__Short task__: Extract the line that contains "What does this" and every line after it to the end of the records below, exactly as written and nothing else.

--- BEGIN The input ---

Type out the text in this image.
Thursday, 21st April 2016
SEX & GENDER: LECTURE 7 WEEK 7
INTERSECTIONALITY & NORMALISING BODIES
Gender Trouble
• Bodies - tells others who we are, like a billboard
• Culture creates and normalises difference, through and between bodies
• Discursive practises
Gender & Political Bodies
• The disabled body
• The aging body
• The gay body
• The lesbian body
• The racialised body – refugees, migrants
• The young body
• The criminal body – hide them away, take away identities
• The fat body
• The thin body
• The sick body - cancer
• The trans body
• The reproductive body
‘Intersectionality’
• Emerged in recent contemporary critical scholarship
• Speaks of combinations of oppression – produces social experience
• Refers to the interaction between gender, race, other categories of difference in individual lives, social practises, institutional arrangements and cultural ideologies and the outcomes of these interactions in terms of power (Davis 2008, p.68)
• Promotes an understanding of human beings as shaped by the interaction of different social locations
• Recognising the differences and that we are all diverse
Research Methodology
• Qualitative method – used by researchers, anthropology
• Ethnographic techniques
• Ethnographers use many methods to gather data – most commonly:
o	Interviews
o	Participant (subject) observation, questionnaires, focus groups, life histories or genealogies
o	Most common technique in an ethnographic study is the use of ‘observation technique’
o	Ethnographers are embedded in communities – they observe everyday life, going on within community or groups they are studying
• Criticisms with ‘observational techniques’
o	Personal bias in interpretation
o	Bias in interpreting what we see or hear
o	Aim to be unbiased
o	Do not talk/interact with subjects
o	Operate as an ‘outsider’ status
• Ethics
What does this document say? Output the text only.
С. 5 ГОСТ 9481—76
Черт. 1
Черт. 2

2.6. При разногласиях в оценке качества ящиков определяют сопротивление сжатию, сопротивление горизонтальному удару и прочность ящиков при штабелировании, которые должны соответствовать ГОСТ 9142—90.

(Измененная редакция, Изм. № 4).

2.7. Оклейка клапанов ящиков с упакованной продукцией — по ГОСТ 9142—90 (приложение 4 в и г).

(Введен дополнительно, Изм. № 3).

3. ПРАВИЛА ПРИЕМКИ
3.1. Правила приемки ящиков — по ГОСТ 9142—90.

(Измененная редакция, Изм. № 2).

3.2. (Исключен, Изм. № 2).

--- END The input ---

__Result for this task__:
What does this document say? Output the text only.
С. 5 ГОСТ 9481—76
Черт. 1
Черт. 2

2.6. При разногласиях в оценке качества ящиков определяют сопротивление сжатию, сопротивление горизонтальному удару и прочность ящиков при штабелировании, которые должны соответствовать ГОСТ 9142—90.

(Измененная редакция, Изм. № 4).

2.7. Оклейка клапанов ящиков с упакованной продукцией — по ГОСТ 9142—90 (приложение 4 в и г).

(Введен дополнительно, Изм. № 3).

3. ПРАВИЛА ПРИЕМКИ
3.1. Правила приемки ящиков — по ГОСТ 9142—90.

(Измененная редакция, Изм. № 2).

3.2. (Исключен, Изм. № 2).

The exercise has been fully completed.